----- 課題文

1日で6曲の能を舞う「独演翁付キ五番能」に挑む能楽観世流宗家の観世清和(右)と三郎太

能楽観世流二十六世宗家である観世清和が6月に、1日で6曲の能を舞う「独演翁付キ五番能」に挑む。昨年還暦を迎え「これまでの研さんの成果を世に問いたい」と決断した。二十五世の元正(左近)は機会を得ないまま他界、二十四世の元滋は1934年に「翁」を付けずに上演しており、今回の舞台は、宗家による正式な形での五番能の上演として注目されそうだ。

観世は室町期から続く能の流派で、江戸時代には将軍宣下の祝賀能を舞った。五番能は、能の代表的な役柄である「神男女狂鬼(しんなんにょきょうき)」を描く曲を舞うもので、6月の公演で清和は「高砂」「清経」「羽衣」「卒都婆小町」「石橋」を選んだ。高砂には「神」の舞があり、清経は滅びゆく平家の「男」の無念の物語だ。すべてのシテをつとめる清和は「この5曲を舞うことで、鎮魂や未来への祈りといった、能役者本来のつとめを果たすことができる」と話す。

五番能が始まる前、冒頭には「翁」が付く。助演の千歳(せんざい)は息子の観世三郎太がつとめる。能の合間の狂言は野村万作による「末広かり」、山本東次郎による「二人袴」。ほかに観世銕之丞の仕舞「砧」など。

現代の能公演では、1人が1日に舞うのは1曲が通例だ。それを6曲に増やすのは「マラソンに挑むようなものです。私だけでなくお客様も大変です。でも、お客様にはお楽しみいただきたい。面(おもて)や装束に、文化財級のものがたくさん登場します。その美しさを見ていただくだけでもいいのです」と清和は話す。

6月21日、第49回正門別会の特別公演として東京・銀座の観世能楽堂で上演する。2部に分け、午前10時に始まり午後9時近くまでかかるという。

----------

課題の指示.
**1.** 課題文によると、助演の千歳をつとめるのは誰か答えなさい。
**2.** 課題文のうち、「能楽観世流二十六世宗家である」を含む語句で始まり「後9時近くまでかかるという。」で終わる部分を、「マラソン」を「登山」に置き換えて書き直しなさい。
課題文の内容だけを根拠とすること。

----- 提供データ

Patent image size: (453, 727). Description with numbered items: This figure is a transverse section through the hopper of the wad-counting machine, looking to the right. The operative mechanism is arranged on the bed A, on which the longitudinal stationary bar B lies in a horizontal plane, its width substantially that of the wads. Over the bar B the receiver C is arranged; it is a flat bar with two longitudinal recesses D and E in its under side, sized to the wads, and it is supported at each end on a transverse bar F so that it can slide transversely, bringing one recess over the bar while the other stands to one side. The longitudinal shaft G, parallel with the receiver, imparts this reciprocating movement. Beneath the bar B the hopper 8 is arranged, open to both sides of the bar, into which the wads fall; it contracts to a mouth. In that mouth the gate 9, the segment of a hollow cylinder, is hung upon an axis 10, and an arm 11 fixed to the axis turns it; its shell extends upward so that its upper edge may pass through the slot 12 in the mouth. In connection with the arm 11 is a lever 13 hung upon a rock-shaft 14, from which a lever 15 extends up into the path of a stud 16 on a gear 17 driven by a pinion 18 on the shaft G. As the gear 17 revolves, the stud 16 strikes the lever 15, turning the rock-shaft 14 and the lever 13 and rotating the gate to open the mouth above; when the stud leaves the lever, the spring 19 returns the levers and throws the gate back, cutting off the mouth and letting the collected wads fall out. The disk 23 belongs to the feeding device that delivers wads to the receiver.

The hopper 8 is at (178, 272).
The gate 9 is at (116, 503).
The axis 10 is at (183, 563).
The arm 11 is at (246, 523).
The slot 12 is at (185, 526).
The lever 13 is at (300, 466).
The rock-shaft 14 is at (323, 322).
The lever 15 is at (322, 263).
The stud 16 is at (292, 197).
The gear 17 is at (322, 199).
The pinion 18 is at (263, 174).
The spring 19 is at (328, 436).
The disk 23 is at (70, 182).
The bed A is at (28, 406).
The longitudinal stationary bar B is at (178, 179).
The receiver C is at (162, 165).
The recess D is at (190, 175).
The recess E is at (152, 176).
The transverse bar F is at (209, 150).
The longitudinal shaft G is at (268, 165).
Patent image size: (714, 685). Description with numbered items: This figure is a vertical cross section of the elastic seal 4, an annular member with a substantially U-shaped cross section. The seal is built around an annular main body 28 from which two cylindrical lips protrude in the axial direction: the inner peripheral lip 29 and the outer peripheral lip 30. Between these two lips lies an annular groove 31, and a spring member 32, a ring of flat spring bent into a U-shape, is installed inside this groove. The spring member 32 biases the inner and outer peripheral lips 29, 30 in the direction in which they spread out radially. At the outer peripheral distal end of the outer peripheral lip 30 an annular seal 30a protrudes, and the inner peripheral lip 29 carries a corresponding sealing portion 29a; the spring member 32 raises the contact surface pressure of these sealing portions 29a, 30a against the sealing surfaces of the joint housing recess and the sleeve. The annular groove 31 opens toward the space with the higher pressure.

----------

解答一覧.
**1.** 息子の観世三郎太。

**2.**
能楽観世流二十六世宗家である観世清和が6月に、1日で6曲の能を舞う「独演翁付キ五番能」に挑む。昨年還暦を迎え「これまでの研さんの成果を世に問いたい」と決断した。二十五世の元正(左近)は機会を得ないまま他界、二十四世の元滋は1934年に「翁」を付けずに上演しており、今回の舞台は、宗家による正式な形での五番能の上演として注目されそうだ。

観世は室町期から続く能の流派で、江戸時代には将軍宣下の祝賀能を舞った。五番能は、能の代表的な役柄である「神男女狂鬼(しんなんにょきょうき)」を描く曲を舞うもので、6月の公演で清和は「高砂」「清経」「羽衣」「卒都婆小町」「石橋」を選んだ。高砂には「神」の舞があり、清経は滅びゆく平家の「男」の無念の物語だ。すべてのシテをつとめる清和は「この5曲を舞うことで、鎮魂や未来への祈りといった、能役者本来のつとめを果たすことができる」と話す。

五番能が始まる前、冒頭には「翁」が付く。助演の千歳(せんざい)は息子の観世三郎太がつとめる。能の合間の狂言は野村万作による「末広かり」、山本東次郎による「二人袴」。ほかに観世銕之丞の仕舞「砧」など。

現代の能公演では、1人が1日に舞うのは1曲が通例だ。それを6曲に増やすのは「登山に挑むようなものです。私だけでなくお客様も大変です。でも、お客様にはお楽しみいただきたい。面(おもて)や装束に、文化財級のものがたくさん登場します。その美しさを見ていただくだけでもいいのです」と清和は話す。

6月21日、第49回正門別会の特別公演として東京・銀座の観世能楽堂で上演する。2部に分け、午前10時に始まり午後9時近くまでかかるという。